Exercise aim :: Every line holding the string "外出制限なし" should be gathered.

Dataset content ::
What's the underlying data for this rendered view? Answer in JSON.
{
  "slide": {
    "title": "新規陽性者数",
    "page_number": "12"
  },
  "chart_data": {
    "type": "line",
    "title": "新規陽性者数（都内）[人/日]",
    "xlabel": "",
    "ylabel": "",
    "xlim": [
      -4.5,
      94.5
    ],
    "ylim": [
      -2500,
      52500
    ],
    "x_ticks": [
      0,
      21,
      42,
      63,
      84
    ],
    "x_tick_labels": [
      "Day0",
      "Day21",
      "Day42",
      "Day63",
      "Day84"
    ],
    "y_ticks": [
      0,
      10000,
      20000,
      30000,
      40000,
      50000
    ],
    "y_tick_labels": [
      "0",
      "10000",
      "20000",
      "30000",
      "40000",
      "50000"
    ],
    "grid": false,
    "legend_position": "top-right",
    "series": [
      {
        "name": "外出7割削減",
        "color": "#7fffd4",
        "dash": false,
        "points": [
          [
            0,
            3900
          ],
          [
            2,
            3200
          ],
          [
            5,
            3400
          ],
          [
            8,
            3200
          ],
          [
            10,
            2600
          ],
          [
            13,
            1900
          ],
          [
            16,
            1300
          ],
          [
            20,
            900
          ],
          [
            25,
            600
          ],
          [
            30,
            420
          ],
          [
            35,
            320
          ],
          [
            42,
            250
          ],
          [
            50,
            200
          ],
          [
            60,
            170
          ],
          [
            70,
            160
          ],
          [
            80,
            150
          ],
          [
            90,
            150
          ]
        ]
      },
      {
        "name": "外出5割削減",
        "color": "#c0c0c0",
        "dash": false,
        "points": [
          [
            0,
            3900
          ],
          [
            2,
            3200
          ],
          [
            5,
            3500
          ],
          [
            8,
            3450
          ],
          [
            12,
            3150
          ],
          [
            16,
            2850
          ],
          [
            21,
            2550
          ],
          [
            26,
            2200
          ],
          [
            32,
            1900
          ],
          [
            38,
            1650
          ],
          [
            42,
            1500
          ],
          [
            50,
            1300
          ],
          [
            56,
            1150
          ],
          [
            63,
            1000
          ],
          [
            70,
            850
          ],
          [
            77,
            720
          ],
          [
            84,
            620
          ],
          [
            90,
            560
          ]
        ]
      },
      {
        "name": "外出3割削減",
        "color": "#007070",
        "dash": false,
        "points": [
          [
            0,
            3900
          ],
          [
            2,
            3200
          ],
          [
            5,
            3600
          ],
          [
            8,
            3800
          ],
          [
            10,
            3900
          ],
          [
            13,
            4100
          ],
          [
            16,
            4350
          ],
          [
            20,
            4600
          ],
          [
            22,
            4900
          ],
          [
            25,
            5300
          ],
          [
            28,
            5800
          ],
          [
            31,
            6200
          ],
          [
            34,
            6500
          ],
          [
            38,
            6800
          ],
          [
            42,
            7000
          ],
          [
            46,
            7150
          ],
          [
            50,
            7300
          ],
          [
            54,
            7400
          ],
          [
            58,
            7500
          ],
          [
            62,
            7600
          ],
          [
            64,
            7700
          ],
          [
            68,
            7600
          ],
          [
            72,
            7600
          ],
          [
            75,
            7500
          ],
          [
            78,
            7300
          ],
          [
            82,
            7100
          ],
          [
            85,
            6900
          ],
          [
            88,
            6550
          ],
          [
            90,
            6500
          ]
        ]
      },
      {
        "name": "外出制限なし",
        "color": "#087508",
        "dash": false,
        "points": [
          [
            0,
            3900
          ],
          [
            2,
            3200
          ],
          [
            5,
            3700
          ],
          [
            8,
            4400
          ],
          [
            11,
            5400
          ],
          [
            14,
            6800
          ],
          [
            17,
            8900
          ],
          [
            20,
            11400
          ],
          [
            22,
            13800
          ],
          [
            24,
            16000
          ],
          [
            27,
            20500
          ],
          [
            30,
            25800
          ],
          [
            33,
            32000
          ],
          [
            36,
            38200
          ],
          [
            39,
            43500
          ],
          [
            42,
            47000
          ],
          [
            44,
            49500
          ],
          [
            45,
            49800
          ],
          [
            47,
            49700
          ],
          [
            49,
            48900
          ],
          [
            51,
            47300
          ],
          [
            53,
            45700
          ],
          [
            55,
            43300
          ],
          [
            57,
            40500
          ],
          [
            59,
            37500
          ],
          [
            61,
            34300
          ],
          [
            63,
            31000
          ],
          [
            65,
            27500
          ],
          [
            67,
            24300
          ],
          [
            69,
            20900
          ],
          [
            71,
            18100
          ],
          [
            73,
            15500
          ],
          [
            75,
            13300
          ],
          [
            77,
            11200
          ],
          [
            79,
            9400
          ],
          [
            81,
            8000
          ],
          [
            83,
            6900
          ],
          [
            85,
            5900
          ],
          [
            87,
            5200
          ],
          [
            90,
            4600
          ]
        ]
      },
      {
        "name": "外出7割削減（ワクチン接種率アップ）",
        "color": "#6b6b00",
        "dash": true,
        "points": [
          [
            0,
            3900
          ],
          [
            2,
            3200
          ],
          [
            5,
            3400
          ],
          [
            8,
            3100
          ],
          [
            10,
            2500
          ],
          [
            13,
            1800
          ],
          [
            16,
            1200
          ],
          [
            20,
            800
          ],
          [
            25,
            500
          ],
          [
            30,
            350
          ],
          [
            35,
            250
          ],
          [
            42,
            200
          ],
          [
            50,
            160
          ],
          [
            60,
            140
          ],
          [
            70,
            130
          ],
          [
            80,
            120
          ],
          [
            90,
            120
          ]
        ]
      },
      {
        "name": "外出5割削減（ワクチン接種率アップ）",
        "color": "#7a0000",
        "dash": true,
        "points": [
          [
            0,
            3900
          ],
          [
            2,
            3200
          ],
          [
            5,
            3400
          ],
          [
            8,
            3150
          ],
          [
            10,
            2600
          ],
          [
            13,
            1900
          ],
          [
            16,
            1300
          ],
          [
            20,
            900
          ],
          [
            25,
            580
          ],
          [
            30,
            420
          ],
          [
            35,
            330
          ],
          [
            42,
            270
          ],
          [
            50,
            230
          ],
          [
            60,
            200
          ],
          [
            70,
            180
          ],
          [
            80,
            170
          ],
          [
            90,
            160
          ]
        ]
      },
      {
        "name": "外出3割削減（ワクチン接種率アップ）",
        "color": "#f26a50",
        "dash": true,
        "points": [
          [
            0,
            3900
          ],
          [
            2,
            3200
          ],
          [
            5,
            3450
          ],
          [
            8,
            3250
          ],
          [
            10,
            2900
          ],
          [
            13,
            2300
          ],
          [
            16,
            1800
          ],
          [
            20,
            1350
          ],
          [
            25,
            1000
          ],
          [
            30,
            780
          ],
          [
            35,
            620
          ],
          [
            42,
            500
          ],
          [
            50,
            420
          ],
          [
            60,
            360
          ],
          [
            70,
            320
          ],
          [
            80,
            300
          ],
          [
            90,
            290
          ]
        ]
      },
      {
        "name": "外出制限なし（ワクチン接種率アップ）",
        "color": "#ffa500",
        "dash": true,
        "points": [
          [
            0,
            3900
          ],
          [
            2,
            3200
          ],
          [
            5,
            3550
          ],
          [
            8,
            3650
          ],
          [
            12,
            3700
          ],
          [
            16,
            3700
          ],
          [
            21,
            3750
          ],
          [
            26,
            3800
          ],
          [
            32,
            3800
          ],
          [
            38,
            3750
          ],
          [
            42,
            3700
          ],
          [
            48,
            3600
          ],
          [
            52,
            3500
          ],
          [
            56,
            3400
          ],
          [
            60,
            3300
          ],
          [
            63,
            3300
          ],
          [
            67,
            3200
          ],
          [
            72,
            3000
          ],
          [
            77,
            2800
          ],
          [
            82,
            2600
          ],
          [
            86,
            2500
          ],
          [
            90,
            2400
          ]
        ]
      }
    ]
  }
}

Written reply ::
        "name": "外出制限なし",
        "name": "外出制限なし（ワクチン接種率アップ）",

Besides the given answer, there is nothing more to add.